> _Dataset excerpts_
^^^^^^^^
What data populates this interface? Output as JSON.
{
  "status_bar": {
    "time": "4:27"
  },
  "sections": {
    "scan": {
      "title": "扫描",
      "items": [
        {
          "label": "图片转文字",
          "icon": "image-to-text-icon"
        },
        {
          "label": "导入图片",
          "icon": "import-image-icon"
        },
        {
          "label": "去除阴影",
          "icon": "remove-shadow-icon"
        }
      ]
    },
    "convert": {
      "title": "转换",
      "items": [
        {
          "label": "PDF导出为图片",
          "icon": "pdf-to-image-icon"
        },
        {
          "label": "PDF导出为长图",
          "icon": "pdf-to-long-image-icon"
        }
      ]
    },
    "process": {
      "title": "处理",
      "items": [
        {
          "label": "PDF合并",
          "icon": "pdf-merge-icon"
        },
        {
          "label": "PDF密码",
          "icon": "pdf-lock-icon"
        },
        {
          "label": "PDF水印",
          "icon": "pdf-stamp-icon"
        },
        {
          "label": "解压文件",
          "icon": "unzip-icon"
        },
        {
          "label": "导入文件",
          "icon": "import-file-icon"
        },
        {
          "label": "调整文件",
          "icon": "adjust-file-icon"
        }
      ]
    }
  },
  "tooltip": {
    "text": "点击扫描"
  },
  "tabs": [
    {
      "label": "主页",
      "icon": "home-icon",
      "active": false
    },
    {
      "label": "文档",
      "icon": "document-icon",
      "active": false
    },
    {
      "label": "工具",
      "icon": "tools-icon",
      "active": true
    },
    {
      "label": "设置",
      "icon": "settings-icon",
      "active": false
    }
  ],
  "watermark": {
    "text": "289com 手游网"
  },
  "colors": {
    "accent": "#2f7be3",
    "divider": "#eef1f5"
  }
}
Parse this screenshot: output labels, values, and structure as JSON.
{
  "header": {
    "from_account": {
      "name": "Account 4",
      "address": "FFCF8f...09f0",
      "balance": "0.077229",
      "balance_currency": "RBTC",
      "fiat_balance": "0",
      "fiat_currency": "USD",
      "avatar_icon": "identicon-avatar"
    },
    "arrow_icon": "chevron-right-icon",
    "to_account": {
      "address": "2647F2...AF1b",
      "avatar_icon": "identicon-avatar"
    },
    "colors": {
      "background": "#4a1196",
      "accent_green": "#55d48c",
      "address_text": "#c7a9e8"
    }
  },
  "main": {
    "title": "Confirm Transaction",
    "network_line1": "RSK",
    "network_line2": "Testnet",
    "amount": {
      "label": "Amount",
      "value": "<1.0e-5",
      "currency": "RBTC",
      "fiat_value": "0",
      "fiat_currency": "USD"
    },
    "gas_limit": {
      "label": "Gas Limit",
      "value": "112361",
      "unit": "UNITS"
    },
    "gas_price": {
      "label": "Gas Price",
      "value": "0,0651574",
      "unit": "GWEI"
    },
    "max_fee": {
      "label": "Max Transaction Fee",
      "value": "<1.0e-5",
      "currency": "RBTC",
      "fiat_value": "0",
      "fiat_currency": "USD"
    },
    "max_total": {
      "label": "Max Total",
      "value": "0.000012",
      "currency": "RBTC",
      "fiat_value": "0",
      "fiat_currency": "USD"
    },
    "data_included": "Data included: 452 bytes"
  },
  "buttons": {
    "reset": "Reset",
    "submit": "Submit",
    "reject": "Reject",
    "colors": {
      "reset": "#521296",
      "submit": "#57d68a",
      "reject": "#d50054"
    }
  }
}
^^^^^^^^
> _What is required_
Which lines run from the one containing "Parse this screenshot: output" to the end of the entries above? Quote exactly those, and only those.

> _Answer_
Parse this screenshot: output labels, values, and structure as JSON.
{
  "header": {
    "from_account": {
      "name": "Account 4",
      "address": "FFCF8f...09f0",
      "balance": "0.077229",
      "balance_currency": "RBTC",
      "fiat_balance": "0",
      "fiat_currency": "USD",
      "avatar_icon": "identicon-avatar"
    },
    "arrow_icon": "chevron-right-icon",
    "to_account": {
      "address": "2647F2...AF1b",
      "avatar_icon": "identicon-avatar"
    },
    "colors": {
      "background": "#4a1196",
      "accent_green": "#55d48c",
      "address_text": "#c7a9e8"
    }
  },
  "main": {
    "title": "Confirm Transaction",
    "network_line1": "RSK",
    "network_line2": "Testnet",
    "amount": {
      "label": "Amount",
      "value": "<1.0e-5",
      "currency": "RBTC",
      "fiat_value": "0",
      "fiat_currency": "USD"
    },
    "gas_limit": {
      "label": "Gas Limit",
      "value": "112361",
      "unit": "UNITS"
    },
    "gas_price": {
      "label": "Gas Price",
      "value": "0,0651574",
      "unit": "GWEI"
    },
    "max_fee": {
      "label": "Max Transaction Fee",
      "value": "<1.0e-5",
      "currency": "RBTC",
      "fiat_value": "0",
      "fiat_currency": "USD"
    },
    "max_total": {
      "label": "Max Total",
      "value": "0.000012",
      "currency": "RBTC",
      "fiat_value": "0",
      "fiat_currency": "USD"
    },
    "data_included": "Data included: 452 bytes"
  },
  "buttons": {
    "reset": "Reset",
    "submit": "Submit",
    "reject": "Reject",
    "colors": {
      "reset": "#521296",
      "submit": "#57d68a",
      "reject": "#d50054"
    }
  }
}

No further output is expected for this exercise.